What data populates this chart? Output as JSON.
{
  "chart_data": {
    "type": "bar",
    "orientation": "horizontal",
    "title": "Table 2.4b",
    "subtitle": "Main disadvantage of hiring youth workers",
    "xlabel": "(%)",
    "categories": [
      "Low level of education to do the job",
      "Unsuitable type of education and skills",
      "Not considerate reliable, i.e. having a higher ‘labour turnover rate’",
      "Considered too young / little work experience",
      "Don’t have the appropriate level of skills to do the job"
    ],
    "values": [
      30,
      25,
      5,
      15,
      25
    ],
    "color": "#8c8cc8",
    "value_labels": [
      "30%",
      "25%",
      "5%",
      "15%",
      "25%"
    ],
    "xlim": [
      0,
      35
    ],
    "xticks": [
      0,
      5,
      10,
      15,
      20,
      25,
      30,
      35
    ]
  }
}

◆ **YOUR INSTRUCTIONS**: Each of the records should be retyped exactly.

◆ **SOLUTION TO THIS EXERCISE**:
What data populates this chart? Output as JSON.
{
  "chart_data": {
    "type": "bar",
    "orientation": "horizontal",
    "title": "Table 2.4b",
    "subtitle": "Main disadvantage of hiring youth workers",
    "xlabel": "(%)",
    "categories": [
      "Low level of education to do the job",
      "Unsuitable type of education and skills",
      "Not considerate reliable, i.e. having a higher ‘labour turnover rate’",
      "Considered too young / little work experience",
      "Don’t have the appropriate level of skills to do the job"
    ],
    "values": [
      30,
      25,
      5,
      15,
      25
    ],
    "color": "#8c8cc8",
    "value_labels": [
      "30%",
      "25%",
      "5%",
      "15%",
      "25%"
    ],
    "xlim": [
      0,
      35
    ],
    "xticks": [
      0,
      5,
      10,
      15,
      20,
      25,
      30,
      35
    ]
  }
}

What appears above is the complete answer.